begin DATA ENTRIES

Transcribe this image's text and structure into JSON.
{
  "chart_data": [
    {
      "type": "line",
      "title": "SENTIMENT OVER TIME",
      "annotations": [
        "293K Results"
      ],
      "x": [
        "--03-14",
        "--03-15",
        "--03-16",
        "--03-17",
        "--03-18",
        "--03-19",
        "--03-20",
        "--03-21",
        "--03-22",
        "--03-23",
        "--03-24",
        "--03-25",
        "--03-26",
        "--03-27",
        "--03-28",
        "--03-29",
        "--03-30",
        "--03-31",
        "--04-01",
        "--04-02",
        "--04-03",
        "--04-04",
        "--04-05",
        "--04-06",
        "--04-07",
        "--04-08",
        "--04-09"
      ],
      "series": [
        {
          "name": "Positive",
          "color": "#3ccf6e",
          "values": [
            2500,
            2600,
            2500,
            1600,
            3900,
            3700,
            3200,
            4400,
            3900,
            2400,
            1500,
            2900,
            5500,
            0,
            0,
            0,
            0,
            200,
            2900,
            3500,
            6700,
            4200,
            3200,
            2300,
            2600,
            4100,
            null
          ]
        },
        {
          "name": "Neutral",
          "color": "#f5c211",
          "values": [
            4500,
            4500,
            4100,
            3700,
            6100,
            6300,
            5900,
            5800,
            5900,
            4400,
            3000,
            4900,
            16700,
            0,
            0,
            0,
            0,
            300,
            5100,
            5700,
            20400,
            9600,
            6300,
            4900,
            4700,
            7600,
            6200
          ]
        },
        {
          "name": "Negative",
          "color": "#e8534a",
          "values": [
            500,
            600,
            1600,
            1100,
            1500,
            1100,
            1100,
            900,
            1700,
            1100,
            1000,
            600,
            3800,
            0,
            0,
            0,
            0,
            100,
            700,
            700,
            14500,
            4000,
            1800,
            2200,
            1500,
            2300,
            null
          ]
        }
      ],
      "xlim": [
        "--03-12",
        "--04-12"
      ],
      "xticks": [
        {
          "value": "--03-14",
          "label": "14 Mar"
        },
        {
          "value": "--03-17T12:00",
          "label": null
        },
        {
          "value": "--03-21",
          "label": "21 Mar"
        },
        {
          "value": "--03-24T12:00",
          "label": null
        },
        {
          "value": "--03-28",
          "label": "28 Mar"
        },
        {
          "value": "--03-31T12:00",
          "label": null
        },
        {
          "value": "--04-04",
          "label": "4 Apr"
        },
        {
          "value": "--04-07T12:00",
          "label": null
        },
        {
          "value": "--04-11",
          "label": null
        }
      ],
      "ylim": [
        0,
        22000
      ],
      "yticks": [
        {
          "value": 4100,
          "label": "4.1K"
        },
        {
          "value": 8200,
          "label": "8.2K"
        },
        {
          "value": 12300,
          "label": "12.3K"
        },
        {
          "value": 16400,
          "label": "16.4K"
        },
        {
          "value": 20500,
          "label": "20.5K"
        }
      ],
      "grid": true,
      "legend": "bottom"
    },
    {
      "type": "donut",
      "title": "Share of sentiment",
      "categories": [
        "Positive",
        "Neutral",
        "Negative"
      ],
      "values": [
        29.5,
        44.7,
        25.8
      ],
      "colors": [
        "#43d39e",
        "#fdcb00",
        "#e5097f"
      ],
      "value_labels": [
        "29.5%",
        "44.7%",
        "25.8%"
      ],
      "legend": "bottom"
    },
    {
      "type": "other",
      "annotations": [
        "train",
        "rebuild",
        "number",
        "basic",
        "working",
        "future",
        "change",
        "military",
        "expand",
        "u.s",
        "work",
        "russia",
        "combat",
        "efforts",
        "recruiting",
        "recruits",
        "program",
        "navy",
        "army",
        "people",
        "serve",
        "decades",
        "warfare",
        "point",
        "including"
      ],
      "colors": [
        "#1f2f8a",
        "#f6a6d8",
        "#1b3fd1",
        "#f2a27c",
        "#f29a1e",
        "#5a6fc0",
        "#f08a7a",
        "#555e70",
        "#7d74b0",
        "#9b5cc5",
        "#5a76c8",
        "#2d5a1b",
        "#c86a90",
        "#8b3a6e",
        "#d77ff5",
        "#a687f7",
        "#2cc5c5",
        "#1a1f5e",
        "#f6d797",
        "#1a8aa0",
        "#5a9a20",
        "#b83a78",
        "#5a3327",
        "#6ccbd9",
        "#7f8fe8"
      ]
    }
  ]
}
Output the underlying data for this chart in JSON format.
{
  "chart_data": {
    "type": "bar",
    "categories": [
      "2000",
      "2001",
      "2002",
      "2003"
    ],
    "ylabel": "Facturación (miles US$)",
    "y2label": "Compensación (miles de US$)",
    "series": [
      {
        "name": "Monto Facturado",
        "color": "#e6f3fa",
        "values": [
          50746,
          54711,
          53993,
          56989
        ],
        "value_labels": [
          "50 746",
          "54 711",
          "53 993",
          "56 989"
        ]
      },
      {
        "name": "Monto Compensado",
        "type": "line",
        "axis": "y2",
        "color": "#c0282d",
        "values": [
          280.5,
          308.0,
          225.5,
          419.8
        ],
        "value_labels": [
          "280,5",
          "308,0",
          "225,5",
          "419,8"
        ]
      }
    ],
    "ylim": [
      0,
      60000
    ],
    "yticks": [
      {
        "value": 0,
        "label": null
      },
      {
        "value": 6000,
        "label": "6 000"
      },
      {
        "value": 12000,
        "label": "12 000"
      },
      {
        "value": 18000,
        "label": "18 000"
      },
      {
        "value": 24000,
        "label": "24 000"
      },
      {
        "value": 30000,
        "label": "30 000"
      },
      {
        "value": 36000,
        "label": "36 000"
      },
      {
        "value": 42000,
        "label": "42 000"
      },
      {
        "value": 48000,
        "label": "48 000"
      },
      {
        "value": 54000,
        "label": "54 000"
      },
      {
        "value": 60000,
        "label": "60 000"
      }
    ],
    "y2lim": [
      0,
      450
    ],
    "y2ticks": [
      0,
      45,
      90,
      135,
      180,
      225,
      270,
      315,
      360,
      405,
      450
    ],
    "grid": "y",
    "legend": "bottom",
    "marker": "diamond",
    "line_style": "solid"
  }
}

end DATA ENTRIES

→ WHAT IS EXPECTED
Repeat the material above in full, quoting it exactly.

→ FINAL RESULT
Transcribe this image's text and structure into JSON.
{
  "chart_data": [
    {
      "type": "line",
      "title": "SENTIMENT OVER TIME",
      "annotations": [
        "293K Results"
      ],
      "x": [
        "--03-14",
        "--03-15",
        "--03-16",
        "--03-17",
        "--03-18",
        "--03-19",
        "--03-20",
        "--03-21",
        "--03-22",
        "--03-23",
        "--03-24",
        "--03-25",
        "--03-26",
        "--03-27",
        "--03-28",
        "--03-29",
        "--03-30",
        "--03-31",
        "--04-01",
        "--04-02",
        "--04-03",
        "--04-04",
        "--04-05",
        "--04-06",
        "--04-07",
        "--04-08",
        "--04-09"
      ],
      "series": [
        {
          "name": "Positive",
          "color": "#3ccf6e",
          "values": [
            2500,
            2600,
            2500,
            1600,
            3900,
            3700,
            3200,
            4400,
            3900,
            2400,
            1500,
            2900,
            5500,
            0,
            0,
            0,
            0,
            200,
            2900,
            3500,
            6700,
            4200,
            3200,
            2300,
            2600,
            4100,
            null
          ]
        },
        {
          "name": "Neutral",
          "color": "#f5c211",
          "values": [
            4500,
            4500,
            4100,
            3700,
            6100,
            6300,
            5900,
            5800,
            5900,
            4400,
            3000,
            4900,
            16700,
            0,
            0,
            0,
            0,
            300,
            5100,
            5700,
            20400,
            9600,
            6300,
            4900,
            4700,
            7600,
            6200
          ]
        },
        {
          "name": "Negative",
          "color": "#e8534a",
          "values": [
            500,
            600,
            1600,
            1100,
            1500,
            1100,
            1100,
            900,
            1700,
            1100,
            1000,
            600,
            3800,
            0,
            0,
            0,
            0,
            100,
            700,
            700,
            14500,
            4000,
            1800,
            2200,
            1500,
            2300,
            null
          ]
        }
      ],
      "xlim": [
        "--03-12",
        "--04-12"
      ],
      "xticks": [
        {
          "value": "--03-14",
          "label": "14 Mar"
        },
        {
          "value": "--03-17T12:00",
          "label": null
        },
        {
          "value": "--03-21",
          "label": "21 Mar"
        },
        {
          "value": "--03-24T12:00",
          "label": null
        },
        {
          "value": "--03-28",
          "label": "28 Mar"
        },
        {
          "value": "--03-31T12:00",
          "label": null
        },
        {
          "value": "--04-04",
          "label": "4 Apr"
        },
        {
          "value": "--04-07T12:00",
          "label": null
        },
        {
          "value": "--04-11",
          "label": null
        }
      ],
      "ylim": [
        0,
        22000
      ],
      "yticks": [
        {
          "value": 4100,
          "label": "4.1K"
        },
        {
          "value": 8200,
          "label": "8.2K"
        },
        {
          "value": 12300,
          "label": "12.3K"
        },
        {
          "value": 16400,
          "label": "16.4K"
        },
        {
          "value": 20500,
          "label": "20.5K"
        }
      ],
      "grid": true,
      "legend": "bottom"
    },
    {
      "type": "donut",
      "title": "Share of sentiment",
      "categories": [
        "Positive",
        "Neutral",
        "Negative"
      ],
      "values": [
        29.5,
        44.7,
        25.8
      ],
      "colors": [
        "#43d39e",
        "#fdcb00",
        "#e5097f"
      ],
      "value_labels": [
        "29.5%",
        "44.7%",
        "25.8%"
      ],
      "legend": "bottom"
    },
    {
      "type": "other",
      "annotations": [
        "train",
        "rebuild",
        "number",
        "basic",
        "working",
        "future",
        "change",
        "military",
        "expand",
        "u.s",
        "work",
        "russia",
        "combat",
        "efforts",
        "recruiting",
        "recruits",
        "program",
        "navy",
        "army",
        "people",
        "serve",
        "decades",
        "warfare",
        "point",
        "including"
      ],
      "colors": [
        "#1f2f8a",
        "#f6a6d8",
        "#1b3fd1",
        "#f2a27c",
        "#f29a1e",
        "#5a6fc0",
        "#f08a7a",
        "#555e70",
        "#7d74b0",
        "#9b5cc5",
        "#5a76c8",
        "#2d5a1b",
        "#c86a90",
        "#8b3a6e",
        "#d77ff5",
        "#a687f7",
        "#2cc5c5",
        "#1a1f5e",
        "#f6d797",
        "#1a8aa0",
        "#5a9a20",
        "#b83a78",
        "#5a3327",
        "#6ccbd9",
        "#7f8fe8"
      ]
    }
  ]
}
Output the underlying data for this chart in JSON format.
{
  "chart_data": {
    "type": "bar",
    "categories": [
      "2000",
      "2001",
      "2002",
      "2003"
    ],
    "ylabel": "Facturación (miles US$)",
    "y2label": "Compensación (miles de US$)",
    "series": [
      {
        "name": "Monto Facturado",
        "color": "#e6f3fa",
        "values": [
          50746,
          54711,
          53993,
          56989
        ],
        "value_labels": [
          "50 746",
          "54 711",
          "53 993",
          "56 989"
        ]
      },
      {
        "name": "Monto Compensado",
        "type": "line",
        "axis": "y2",
        "color": "#c0282d",
        "values": [
          280.5,
          308.0,
          225.5,
          419.8
        ],
        "value_labels": [
          "280,5",
          "308,0",
          "225,5",
          "419,8"
        ]
      }
    ],
    "ylim": [
      0,
      60000
    ],
    "yticks": [
      {
        "value": 0,
        "label": null
      },
      {
        "value": 6000,
        "label": "6 000"
      },
      {
        "value": 12000,
        "label": "12 000"
      },
      {
        "value": 18000,
        "label": "18 000"
      },
      {
        "value": 24000,
        "label": "24 000"
      },
      {
        "value": 30000,
        "label": "30 000"
      },
      {
        "value": 36000,
        "label": "36 000"
      },
      {
        "value": 42000,
        "label": "42 000"
      },
      {
        "value": 48000,
        "label": "48 000"
      },
      {
        "value": 54000,
        "label": "54 000"
      },
      {
        "value": 60000,
        "label": "60 000"
      }
    ],
    "y2lim": [
      0,
      450
    ],
    "y2ticks": [
      0,
      45,
      90,
      135,
      180,
      225,
      270,
      315,
      360,
      405,
      450
    ],
    "grid": "y",
    "legend": "bottom",
    "marker": "diamond",
    "line_style": "solid"
  }
}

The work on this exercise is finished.